Copy out each line of the material below that holds the string "JSON".

Start of Rows

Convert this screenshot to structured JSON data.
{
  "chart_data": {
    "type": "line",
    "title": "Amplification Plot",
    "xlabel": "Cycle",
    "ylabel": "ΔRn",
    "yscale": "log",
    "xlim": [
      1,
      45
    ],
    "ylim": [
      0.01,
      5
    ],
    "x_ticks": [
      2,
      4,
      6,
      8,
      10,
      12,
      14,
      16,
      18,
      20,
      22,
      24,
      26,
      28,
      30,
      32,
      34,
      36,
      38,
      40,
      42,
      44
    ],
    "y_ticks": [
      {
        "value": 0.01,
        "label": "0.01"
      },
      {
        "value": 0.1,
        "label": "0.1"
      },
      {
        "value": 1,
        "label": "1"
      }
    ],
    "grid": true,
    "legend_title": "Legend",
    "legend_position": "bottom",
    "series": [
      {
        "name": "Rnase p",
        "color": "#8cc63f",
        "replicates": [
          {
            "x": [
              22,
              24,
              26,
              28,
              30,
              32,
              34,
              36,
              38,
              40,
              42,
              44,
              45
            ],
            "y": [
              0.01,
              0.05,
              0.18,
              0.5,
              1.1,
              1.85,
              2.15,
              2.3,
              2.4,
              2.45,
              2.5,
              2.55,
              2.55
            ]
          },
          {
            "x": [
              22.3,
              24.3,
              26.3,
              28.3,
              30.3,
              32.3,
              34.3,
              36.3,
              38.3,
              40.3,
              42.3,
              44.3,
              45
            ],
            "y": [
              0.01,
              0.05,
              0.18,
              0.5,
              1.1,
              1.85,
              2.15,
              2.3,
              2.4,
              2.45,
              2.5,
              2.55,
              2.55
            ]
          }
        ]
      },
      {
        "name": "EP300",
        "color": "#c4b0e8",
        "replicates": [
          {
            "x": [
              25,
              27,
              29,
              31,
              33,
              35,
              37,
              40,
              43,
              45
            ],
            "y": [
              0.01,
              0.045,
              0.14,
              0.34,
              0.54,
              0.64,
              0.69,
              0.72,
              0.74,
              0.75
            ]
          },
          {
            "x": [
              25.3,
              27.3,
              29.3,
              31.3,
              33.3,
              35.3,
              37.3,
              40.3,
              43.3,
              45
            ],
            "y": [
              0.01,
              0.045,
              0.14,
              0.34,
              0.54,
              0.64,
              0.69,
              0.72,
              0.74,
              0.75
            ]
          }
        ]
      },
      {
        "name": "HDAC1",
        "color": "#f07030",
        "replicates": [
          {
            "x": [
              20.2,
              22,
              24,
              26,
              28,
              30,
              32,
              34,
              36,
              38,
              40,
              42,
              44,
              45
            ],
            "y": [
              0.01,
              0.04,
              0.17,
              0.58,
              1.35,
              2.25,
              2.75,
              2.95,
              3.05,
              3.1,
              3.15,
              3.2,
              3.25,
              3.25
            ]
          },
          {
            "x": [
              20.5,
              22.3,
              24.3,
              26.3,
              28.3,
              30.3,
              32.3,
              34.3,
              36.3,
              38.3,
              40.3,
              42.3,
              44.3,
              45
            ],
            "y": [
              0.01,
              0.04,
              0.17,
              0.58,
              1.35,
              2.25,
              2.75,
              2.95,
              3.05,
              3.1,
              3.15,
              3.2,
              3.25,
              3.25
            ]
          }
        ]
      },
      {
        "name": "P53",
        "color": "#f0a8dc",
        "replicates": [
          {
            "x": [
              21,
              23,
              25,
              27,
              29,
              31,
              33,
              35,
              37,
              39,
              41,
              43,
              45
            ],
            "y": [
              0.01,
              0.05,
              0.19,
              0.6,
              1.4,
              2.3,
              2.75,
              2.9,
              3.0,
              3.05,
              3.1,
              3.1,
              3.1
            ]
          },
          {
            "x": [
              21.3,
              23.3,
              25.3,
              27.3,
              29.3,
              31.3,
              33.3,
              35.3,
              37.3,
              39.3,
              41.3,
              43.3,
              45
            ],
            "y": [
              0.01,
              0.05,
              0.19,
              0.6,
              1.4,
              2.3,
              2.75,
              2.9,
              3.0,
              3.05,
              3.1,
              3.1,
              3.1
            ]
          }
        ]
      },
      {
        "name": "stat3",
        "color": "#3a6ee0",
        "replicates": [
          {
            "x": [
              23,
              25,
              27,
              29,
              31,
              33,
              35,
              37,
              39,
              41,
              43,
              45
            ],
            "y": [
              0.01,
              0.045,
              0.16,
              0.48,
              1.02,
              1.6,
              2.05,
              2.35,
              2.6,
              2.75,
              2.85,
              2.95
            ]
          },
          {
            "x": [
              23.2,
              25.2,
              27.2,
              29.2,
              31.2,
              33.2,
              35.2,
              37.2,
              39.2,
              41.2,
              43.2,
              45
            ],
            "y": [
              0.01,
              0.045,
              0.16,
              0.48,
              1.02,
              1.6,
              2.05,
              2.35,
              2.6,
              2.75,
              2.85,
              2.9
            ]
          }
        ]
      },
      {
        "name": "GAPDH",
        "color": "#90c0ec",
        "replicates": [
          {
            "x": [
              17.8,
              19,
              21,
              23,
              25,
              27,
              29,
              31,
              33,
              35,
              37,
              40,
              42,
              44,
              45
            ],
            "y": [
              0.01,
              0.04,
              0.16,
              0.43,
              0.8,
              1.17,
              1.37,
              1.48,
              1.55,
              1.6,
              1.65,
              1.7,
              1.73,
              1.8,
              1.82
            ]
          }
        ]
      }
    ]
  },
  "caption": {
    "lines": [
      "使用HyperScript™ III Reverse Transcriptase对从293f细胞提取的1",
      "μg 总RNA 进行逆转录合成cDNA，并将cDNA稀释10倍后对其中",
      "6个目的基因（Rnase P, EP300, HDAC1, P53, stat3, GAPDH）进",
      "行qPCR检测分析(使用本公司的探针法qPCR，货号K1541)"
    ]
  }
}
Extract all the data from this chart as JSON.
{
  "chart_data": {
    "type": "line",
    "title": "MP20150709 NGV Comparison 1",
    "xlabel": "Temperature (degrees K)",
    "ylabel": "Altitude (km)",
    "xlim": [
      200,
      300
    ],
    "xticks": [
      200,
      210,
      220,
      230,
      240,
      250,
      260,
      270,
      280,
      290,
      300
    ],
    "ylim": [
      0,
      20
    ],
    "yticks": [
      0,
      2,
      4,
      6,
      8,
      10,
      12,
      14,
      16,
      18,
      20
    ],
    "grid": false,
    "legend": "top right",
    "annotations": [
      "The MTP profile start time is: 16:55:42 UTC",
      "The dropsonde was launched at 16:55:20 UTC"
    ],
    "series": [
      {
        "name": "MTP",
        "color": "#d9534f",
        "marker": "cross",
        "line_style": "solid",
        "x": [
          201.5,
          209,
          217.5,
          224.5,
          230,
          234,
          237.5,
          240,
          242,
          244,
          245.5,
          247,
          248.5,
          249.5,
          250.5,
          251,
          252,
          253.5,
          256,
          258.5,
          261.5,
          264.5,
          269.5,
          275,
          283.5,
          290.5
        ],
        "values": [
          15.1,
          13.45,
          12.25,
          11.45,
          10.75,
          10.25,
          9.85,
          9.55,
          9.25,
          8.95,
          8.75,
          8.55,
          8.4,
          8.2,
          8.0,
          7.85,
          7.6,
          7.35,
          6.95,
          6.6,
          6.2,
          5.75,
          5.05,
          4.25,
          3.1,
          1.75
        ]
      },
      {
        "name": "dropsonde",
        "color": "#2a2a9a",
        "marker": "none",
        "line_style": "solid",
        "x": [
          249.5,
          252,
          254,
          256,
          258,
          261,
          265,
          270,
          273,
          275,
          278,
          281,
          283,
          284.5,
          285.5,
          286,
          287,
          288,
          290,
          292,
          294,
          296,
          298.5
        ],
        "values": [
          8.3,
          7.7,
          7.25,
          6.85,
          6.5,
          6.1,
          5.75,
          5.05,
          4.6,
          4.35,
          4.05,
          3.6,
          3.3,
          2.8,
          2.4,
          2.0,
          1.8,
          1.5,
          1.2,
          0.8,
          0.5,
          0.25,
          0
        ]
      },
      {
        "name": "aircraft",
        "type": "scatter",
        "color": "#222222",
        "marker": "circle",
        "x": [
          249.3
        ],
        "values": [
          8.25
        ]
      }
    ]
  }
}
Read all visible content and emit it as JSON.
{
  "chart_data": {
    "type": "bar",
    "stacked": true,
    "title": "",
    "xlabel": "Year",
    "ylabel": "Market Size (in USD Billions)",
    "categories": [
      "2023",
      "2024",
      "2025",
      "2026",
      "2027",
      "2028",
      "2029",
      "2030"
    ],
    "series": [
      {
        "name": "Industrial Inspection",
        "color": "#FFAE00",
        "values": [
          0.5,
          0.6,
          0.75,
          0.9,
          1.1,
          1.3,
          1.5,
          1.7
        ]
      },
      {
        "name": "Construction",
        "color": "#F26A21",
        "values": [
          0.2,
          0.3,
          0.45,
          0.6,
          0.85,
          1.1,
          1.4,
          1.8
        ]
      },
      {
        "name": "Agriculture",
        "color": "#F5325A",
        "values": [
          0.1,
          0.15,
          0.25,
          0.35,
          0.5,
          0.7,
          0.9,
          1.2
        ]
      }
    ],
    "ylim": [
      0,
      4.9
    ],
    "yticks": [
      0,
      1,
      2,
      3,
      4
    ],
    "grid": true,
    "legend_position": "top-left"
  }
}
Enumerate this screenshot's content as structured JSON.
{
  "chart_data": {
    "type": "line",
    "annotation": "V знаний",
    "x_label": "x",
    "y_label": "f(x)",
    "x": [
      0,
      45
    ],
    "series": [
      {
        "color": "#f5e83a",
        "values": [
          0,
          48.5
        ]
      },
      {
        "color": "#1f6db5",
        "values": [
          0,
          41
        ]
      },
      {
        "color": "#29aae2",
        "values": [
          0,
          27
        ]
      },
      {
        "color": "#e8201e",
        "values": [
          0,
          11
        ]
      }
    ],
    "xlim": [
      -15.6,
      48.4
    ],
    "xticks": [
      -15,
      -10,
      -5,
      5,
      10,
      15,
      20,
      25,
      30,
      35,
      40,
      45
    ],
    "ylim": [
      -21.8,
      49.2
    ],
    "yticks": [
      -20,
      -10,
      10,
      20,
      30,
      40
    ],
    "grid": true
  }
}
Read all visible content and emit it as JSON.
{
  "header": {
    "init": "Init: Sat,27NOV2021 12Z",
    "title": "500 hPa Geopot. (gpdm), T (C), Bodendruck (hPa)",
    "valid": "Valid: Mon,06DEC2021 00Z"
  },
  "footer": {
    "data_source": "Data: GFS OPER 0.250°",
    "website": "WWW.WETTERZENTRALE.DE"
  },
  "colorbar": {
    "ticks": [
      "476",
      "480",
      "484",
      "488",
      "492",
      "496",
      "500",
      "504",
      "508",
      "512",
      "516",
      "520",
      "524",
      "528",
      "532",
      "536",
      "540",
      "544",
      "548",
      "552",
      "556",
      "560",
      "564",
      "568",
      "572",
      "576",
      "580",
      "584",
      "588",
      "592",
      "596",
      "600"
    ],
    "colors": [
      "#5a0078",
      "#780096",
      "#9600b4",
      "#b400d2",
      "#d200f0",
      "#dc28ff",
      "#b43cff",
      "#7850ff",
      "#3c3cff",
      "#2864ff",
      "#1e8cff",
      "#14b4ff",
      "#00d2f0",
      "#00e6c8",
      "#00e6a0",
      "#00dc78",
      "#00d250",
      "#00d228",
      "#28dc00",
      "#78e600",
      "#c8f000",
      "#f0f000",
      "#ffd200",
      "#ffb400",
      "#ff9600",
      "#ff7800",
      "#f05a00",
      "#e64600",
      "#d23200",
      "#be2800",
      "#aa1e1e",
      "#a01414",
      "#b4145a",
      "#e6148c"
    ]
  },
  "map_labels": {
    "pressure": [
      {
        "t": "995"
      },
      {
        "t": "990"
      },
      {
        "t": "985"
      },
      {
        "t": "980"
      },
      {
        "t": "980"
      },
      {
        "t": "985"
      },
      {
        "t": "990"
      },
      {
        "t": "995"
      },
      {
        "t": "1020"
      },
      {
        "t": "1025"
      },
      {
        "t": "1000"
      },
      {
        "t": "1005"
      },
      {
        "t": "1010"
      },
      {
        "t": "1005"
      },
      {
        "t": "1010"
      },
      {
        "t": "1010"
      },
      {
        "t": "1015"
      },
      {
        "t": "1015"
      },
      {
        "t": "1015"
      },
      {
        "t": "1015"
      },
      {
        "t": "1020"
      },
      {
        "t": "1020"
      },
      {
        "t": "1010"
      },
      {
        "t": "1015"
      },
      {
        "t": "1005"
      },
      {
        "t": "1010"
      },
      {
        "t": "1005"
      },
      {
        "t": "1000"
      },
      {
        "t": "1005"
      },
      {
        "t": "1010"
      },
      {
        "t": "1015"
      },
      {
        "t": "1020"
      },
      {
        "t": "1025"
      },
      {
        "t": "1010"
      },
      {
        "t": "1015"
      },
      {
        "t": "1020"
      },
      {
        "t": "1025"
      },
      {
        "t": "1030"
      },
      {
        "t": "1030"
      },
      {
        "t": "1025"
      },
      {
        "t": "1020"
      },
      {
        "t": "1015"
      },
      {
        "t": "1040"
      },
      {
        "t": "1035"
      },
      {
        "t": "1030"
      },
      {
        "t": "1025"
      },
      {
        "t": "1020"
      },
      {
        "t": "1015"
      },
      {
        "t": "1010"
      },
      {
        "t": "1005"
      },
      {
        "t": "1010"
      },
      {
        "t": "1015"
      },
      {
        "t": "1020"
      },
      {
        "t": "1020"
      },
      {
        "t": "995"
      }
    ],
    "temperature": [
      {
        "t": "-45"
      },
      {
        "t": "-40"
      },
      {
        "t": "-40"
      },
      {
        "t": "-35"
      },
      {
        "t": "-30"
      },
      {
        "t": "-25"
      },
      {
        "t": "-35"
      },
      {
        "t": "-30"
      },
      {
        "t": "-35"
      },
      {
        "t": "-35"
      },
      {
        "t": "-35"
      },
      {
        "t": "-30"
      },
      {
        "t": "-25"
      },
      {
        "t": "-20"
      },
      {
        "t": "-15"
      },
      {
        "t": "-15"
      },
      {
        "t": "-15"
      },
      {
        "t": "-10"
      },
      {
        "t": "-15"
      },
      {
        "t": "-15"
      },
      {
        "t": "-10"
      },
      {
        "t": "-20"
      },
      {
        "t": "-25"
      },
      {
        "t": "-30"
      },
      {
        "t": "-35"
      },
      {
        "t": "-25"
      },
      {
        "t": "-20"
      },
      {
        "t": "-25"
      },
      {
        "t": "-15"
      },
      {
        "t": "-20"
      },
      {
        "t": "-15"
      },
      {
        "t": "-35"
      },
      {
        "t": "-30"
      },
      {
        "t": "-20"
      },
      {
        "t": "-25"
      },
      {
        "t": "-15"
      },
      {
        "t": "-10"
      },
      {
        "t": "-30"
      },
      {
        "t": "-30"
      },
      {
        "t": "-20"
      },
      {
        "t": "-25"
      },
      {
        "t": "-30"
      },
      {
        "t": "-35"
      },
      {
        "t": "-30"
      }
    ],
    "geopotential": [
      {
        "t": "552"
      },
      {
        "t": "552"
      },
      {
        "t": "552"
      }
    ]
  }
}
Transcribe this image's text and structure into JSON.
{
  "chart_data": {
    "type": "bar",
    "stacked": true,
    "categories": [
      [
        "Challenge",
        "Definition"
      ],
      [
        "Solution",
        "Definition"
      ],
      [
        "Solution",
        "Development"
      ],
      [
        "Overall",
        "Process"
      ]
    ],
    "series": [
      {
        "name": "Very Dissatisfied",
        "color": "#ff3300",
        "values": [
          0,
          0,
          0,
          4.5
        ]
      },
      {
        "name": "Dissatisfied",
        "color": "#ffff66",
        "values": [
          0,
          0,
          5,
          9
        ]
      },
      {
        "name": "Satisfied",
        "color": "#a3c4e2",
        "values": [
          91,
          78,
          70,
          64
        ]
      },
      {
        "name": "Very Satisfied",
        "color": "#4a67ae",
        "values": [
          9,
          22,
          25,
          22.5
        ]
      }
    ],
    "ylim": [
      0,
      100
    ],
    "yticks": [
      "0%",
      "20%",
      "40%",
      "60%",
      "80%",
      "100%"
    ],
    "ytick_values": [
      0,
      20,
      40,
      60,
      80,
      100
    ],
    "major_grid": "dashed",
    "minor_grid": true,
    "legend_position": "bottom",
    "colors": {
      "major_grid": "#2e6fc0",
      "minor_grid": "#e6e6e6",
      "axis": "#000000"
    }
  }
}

End of Rows

• [Answer to this exercise]
Convert this screenshot to structured JSON data.
Extract all the data from this chart as JSON.
Read all visible content and emit it as JSON.
Enumerate this screenshot's content as structured JSON.
Read all visible content and emit it as JSON.
Transcribe this image's text and structure into JSON.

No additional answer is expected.